__Prompt__: Leave out every picture, and restate word for word only the lines from the one containing "Serialize everything readable" through the end of the material.

__Source material__:

⁂

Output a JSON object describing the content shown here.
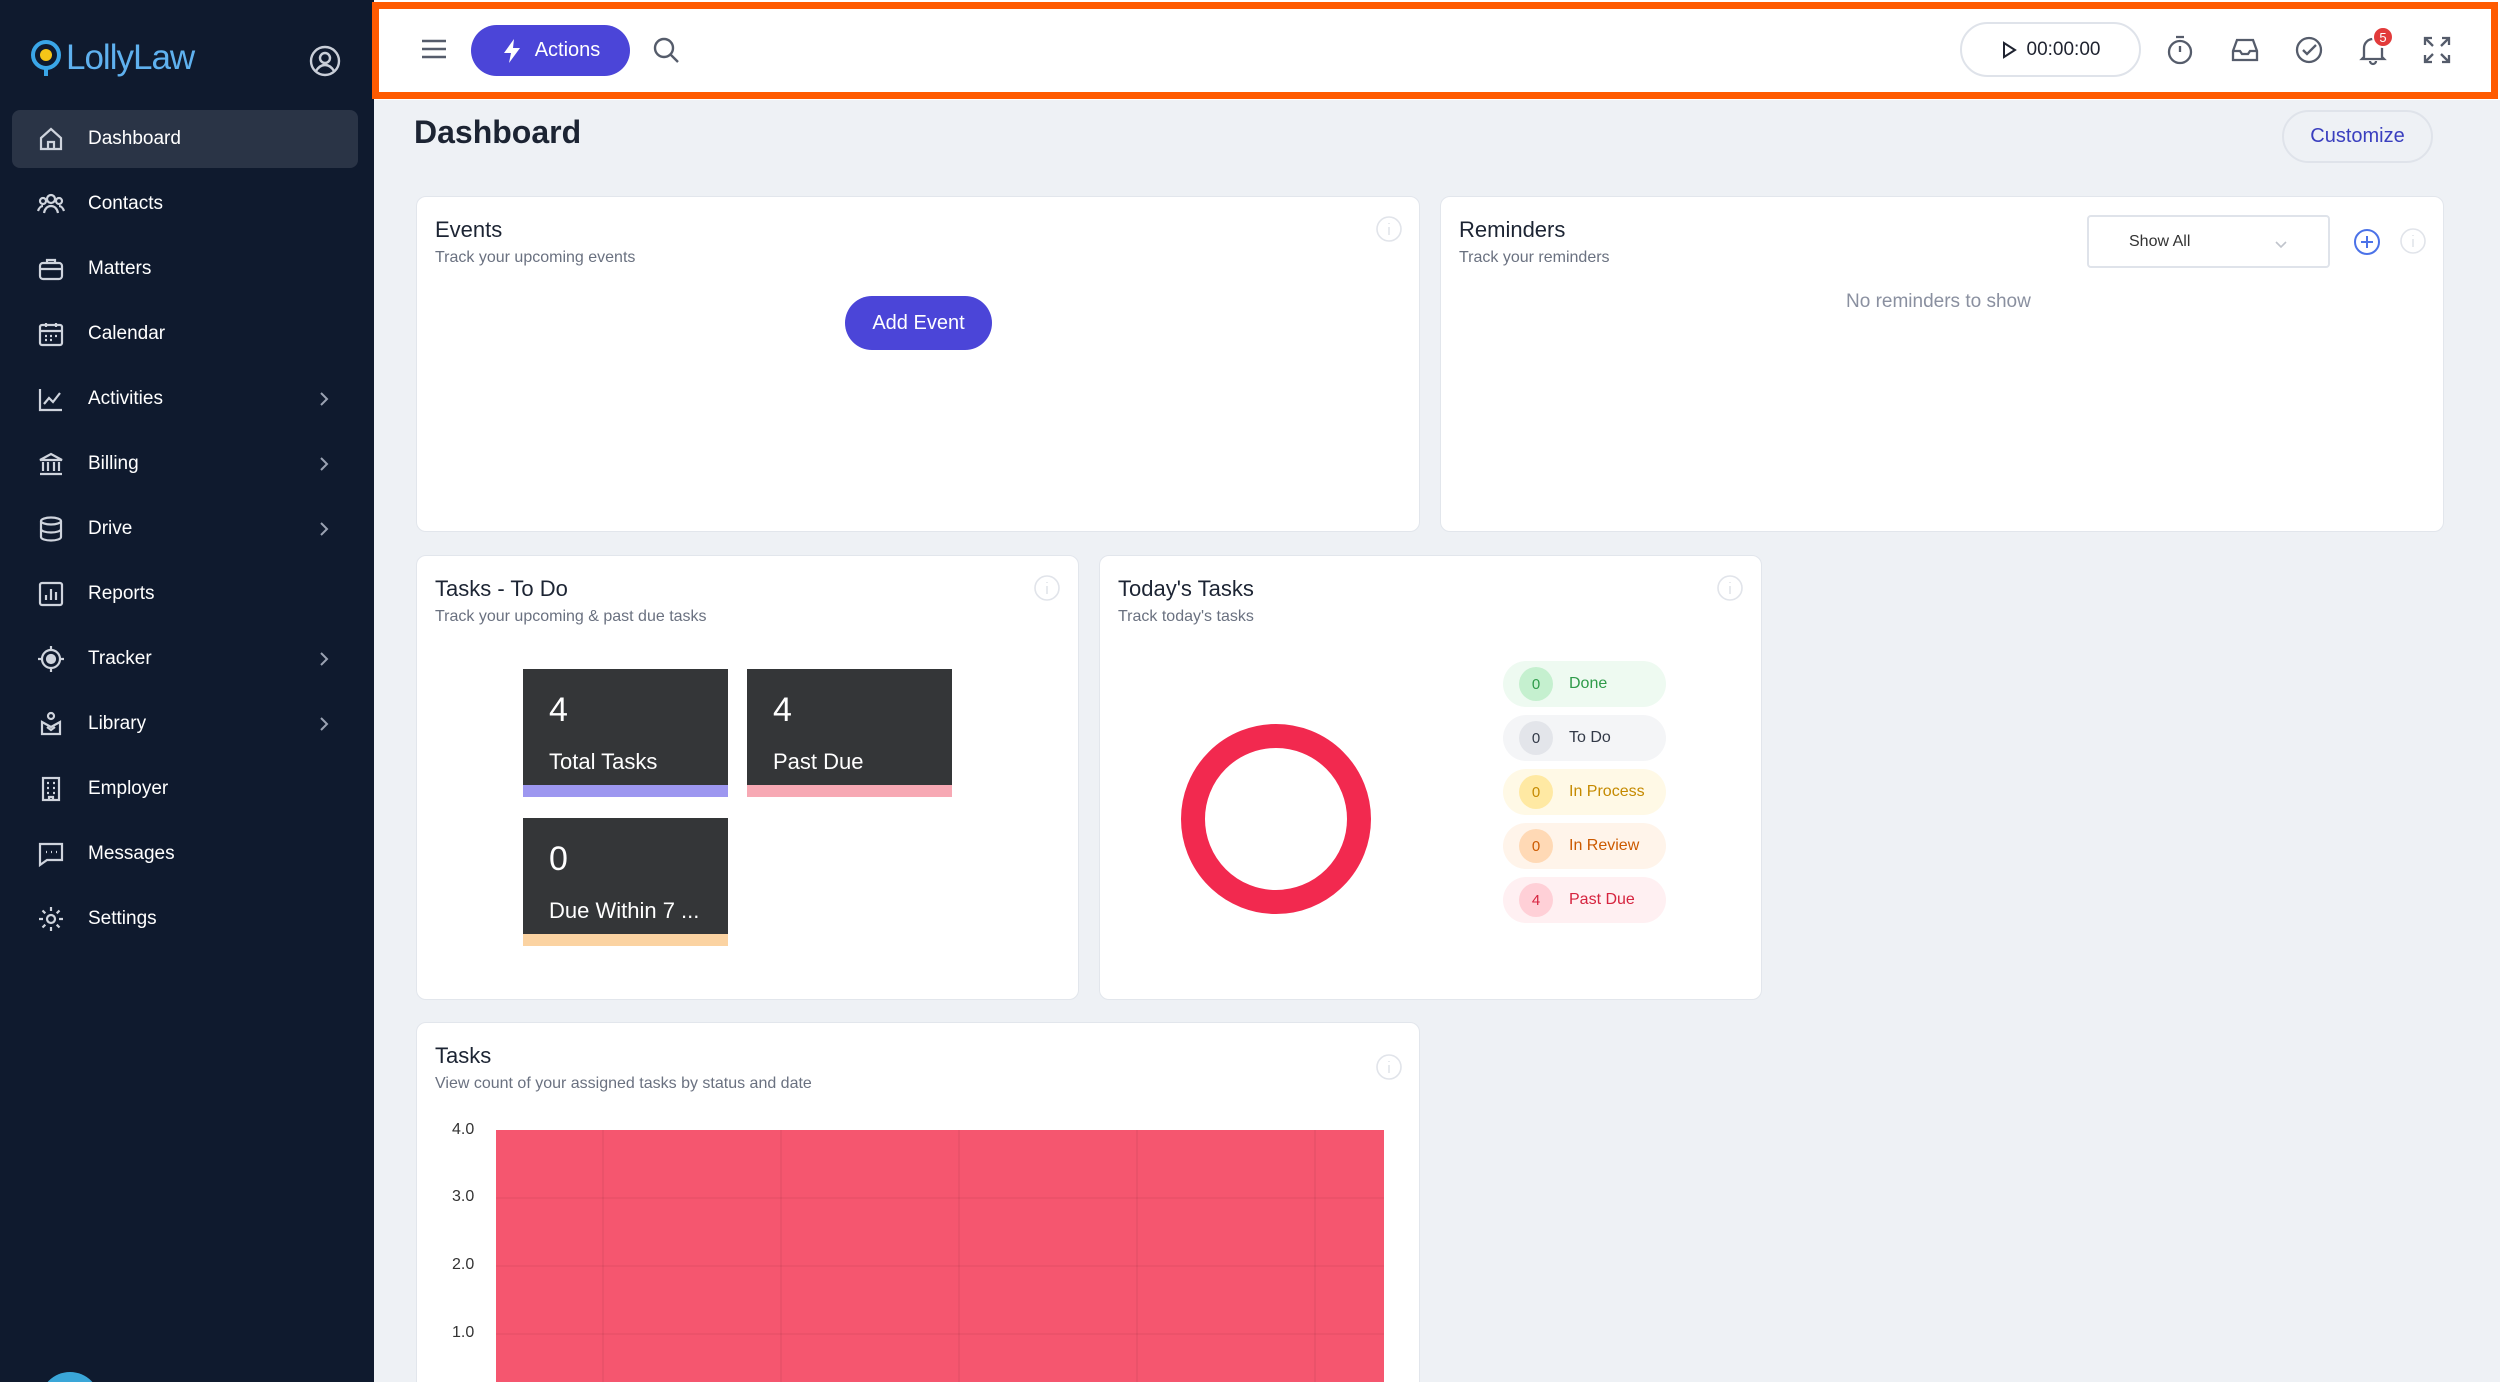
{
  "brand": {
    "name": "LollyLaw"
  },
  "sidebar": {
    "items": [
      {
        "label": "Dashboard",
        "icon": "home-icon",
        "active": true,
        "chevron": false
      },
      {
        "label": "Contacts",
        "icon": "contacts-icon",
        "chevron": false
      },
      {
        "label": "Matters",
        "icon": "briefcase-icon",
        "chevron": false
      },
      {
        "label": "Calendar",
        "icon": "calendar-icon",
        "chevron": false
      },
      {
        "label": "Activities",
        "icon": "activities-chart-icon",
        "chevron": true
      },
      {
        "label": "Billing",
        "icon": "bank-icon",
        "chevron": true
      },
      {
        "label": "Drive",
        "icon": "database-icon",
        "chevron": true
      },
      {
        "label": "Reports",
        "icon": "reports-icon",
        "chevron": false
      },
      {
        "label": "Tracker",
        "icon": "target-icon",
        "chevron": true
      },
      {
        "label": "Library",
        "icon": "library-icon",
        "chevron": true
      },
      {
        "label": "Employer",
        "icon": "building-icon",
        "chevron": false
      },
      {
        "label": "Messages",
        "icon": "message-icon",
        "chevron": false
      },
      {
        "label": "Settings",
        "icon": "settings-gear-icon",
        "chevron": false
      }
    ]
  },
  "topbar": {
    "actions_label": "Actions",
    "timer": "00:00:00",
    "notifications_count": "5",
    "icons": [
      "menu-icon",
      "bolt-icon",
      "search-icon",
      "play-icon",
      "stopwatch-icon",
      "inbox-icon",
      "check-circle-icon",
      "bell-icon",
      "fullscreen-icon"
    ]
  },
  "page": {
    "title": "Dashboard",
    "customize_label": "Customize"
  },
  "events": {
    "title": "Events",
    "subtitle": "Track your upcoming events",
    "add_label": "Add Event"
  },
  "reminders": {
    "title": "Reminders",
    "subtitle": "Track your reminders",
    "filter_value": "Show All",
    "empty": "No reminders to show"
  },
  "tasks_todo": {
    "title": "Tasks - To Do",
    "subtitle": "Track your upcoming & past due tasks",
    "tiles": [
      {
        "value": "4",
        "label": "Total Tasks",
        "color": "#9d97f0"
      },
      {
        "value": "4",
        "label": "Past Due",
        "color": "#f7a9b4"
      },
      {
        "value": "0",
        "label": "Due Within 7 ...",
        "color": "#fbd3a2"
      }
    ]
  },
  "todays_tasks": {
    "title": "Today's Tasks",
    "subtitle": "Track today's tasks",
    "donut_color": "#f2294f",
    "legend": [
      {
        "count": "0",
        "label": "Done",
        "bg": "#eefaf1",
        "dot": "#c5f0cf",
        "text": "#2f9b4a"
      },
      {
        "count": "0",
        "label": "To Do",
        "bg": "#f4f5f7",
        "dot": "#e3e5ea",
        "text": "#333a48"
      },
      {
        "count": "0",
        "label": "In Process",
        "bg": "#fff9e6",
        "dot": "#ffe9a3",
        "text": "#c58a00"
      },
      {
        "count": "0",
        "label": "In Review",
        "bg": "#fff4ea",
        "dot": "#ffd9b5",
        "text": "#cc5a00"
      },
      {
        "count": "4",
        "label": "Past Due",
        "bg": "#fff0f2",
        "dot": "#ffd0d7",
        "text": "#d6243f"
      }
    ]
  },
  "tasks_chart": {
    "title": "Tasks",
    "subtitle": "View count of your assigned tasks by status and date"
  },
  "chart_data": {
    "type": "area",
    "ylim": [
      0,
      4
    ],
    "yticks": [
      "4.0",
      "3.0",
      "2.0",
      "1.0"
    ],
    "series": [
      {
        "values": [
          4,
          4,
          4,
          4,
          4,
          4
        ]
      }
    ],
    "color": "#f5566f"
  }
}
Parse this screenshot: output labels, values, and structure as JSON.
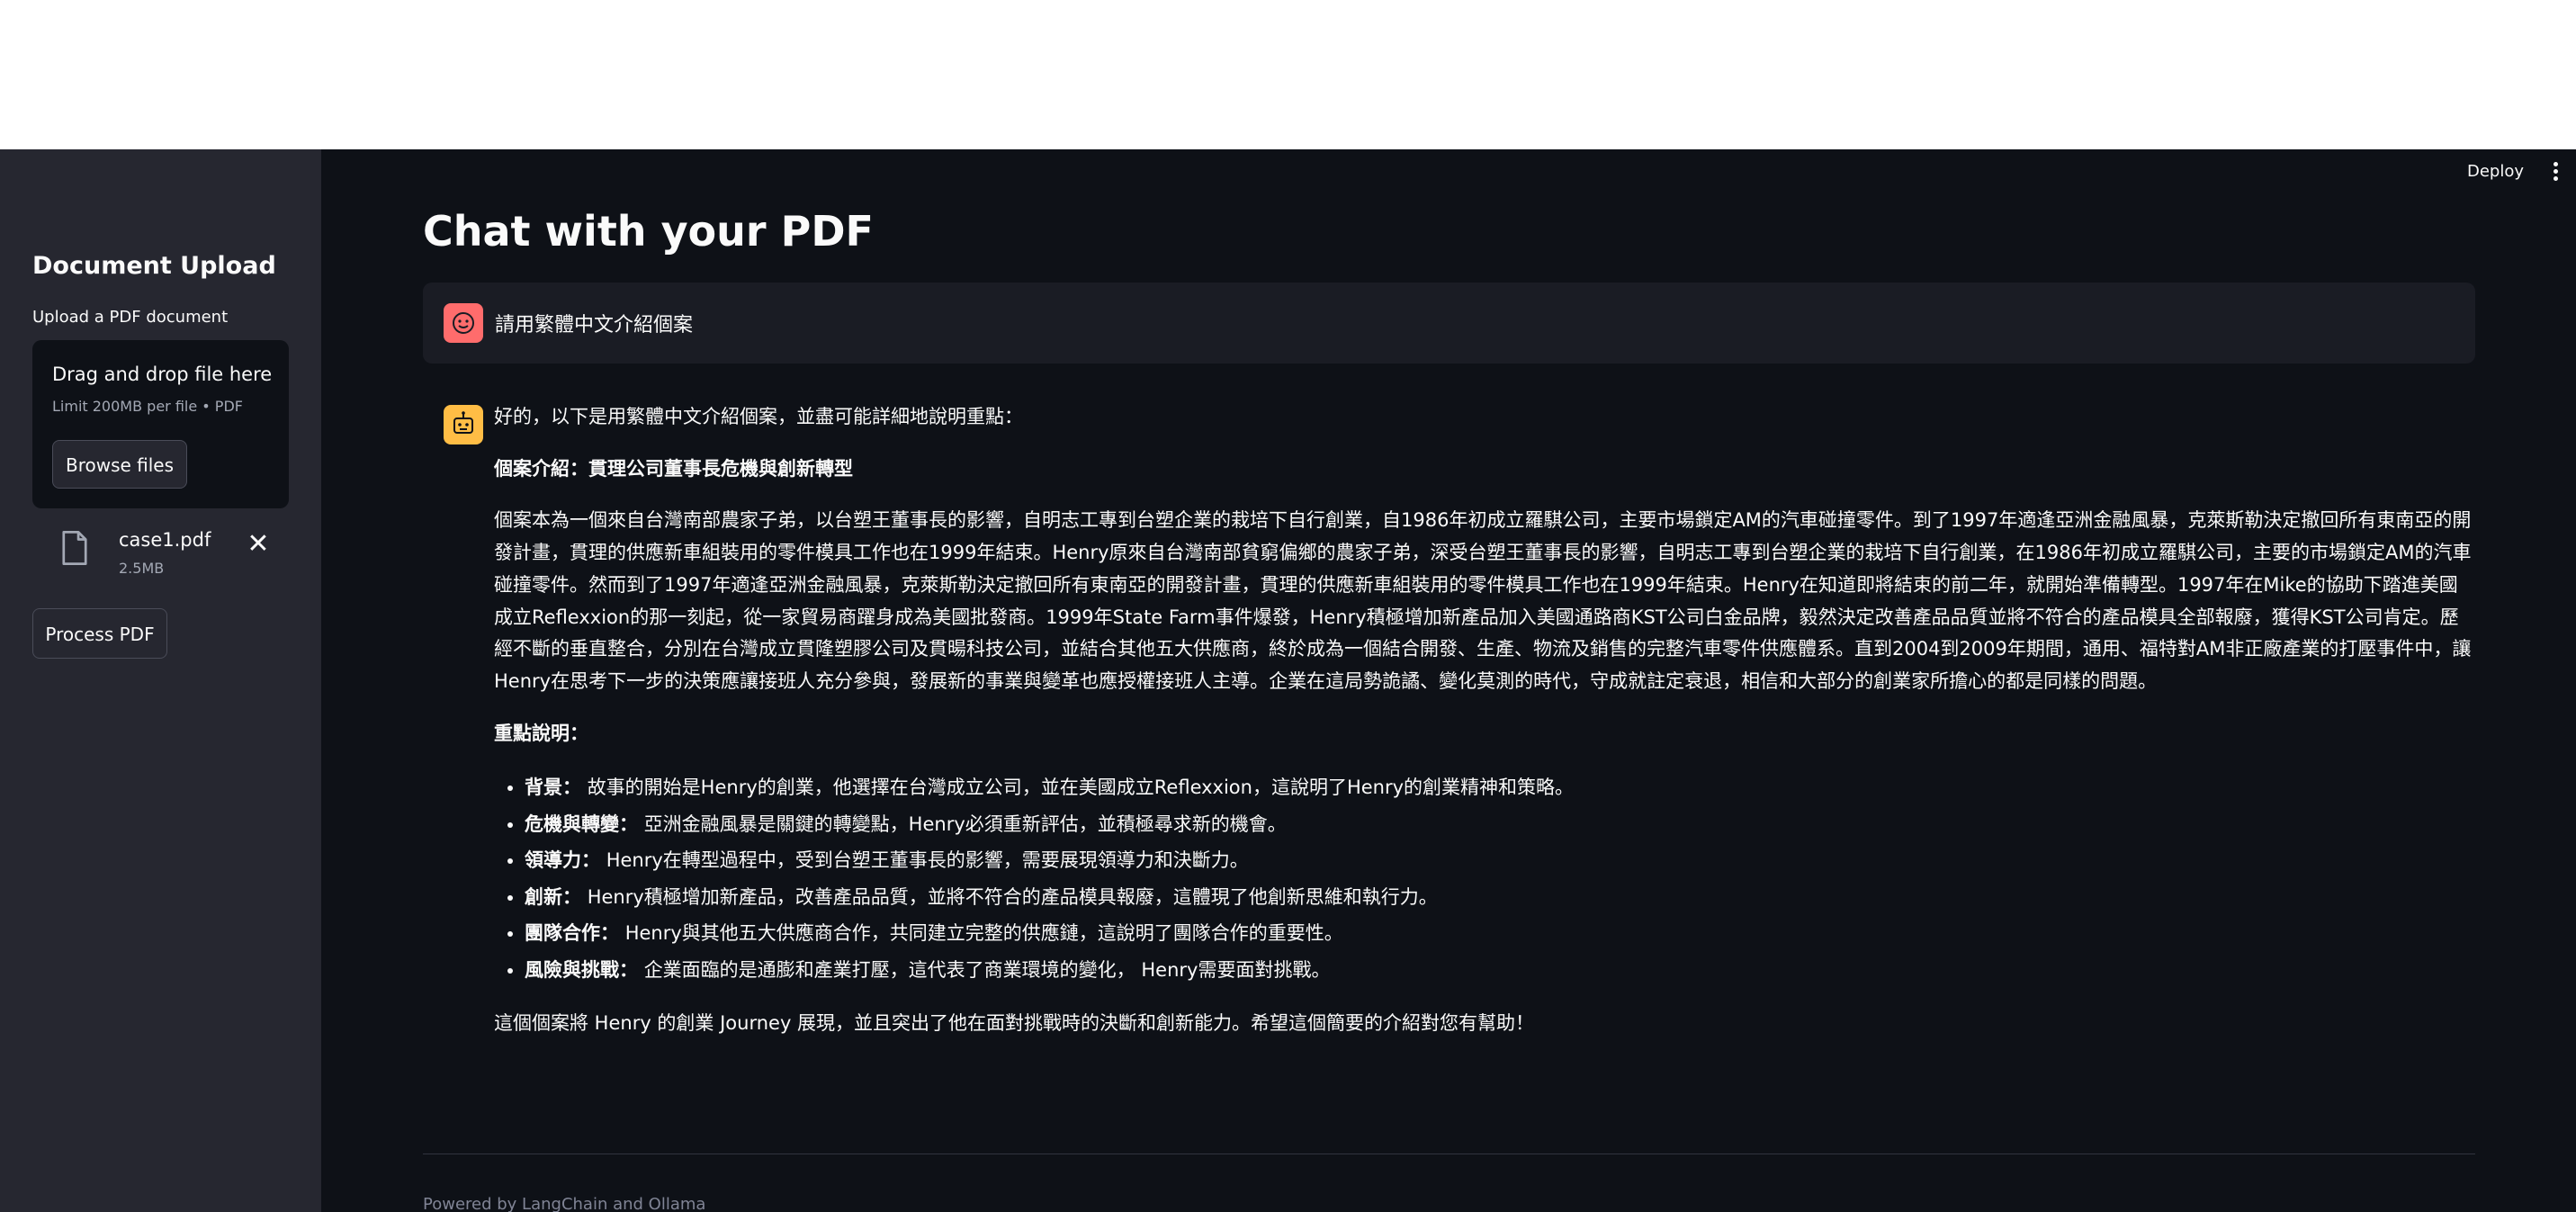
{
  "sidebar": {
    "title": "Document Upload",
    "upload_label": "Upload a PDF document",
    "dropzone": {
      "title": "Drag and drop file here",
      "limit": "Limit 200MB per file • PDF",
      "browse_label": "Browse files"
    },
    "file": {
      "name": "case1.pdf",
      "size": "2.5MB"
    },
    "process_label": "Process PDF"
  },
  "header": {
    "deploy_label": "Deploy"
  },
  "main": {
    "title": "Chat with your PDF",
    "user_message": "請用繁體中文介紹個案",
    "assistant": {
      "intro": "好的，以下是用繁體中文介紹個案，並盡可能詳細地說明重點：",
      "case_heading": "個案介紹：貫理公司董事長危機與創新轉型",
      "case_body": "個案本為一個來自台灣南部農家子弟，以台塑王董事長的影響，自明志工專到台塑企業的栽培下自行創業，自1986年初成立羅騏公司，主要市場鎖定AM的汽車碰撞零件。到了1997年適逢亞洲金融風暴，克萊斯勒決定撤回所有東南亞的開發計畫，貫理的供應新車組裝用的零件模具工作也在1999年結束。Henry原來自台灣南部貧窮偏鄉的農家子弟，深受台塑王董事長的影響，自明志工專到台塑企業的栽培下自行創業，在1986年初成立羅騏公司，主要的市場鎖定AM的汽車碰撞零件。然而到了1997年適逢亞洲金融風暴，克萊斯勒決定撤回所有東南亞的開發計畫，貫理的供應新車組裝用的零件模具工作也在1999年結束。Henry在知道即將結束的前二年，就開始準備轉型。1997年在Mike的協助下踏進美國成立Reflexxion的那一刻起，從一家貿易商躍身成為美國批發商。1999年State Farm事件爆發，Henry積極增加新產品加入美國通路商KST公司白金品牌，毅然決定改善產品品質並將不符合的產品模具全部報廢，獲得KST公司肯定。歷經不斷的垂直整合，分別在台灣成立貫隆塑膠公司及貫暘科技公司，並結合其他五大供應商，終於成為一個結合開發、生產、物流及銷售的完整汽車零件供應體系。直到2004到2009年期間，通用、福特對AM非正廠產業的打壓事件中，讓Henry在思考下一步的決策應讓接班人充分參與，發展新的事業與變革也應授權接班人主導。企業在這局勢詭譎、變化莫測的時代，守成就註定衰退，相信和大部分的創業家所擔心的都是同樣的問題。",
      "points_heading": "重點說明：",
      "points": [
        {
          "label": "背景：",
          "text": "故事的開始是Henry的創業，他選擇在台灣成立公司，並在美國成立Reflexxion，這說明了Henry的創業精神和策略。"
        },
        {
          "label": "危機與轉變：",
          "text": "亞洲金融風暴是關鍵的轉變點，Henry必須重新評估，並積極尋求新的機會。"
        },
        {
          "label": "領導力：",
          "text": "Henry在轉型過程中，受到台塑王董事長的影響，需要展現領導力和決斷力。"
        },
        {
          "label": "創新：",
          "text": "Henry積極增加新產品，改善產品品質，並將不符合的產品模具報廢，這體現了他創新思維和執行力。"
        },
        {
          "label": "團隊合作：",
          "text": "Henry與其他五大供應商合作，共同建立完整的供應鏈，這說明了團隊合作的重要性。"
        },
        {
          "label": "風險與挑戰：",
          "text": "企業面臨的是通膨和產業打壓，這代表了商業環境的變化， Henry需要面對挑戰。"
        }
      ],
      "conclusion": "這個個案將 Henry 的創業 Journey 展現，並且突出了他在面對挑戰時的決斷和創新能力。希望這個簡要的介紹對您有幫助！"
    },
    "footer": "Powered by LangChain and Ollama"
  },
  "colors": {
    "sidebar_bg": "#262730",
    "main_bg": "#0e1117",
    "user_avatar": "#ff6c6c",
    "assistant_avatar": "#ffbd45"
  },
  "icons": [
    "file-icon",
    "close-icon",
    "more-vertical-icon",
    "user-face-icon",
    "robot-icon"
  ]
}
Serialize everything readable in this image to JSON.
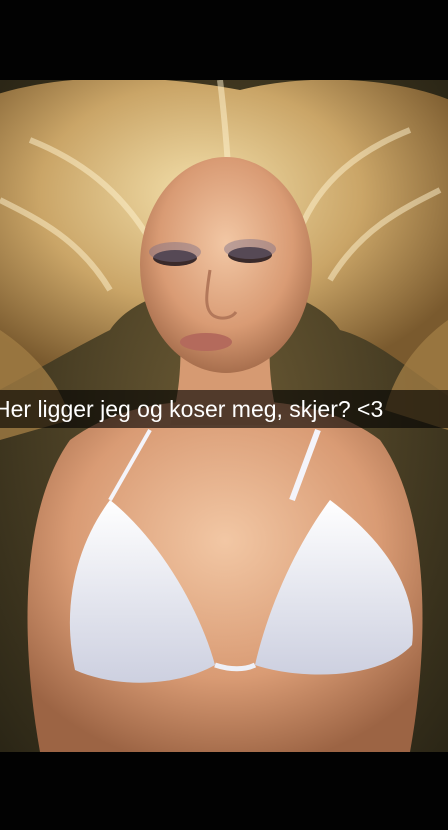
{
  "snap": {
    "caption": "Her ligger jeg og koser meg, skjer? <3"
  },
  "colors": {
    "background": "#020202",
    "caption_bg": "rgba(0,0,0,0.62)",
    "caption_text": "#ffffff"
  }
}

⁂

__Answer to this task__:
Serialize everything readable in this image to JSON.
{
  "snap": {
    "caption": "Her ligger jeg og koser meg, skjer? <3"
  },
  "colors": {
    "background": "#020202",
    "caption_bg": "rgba(0,0,0,0.62)",
    "caption_text": "#ffffff"
  }
}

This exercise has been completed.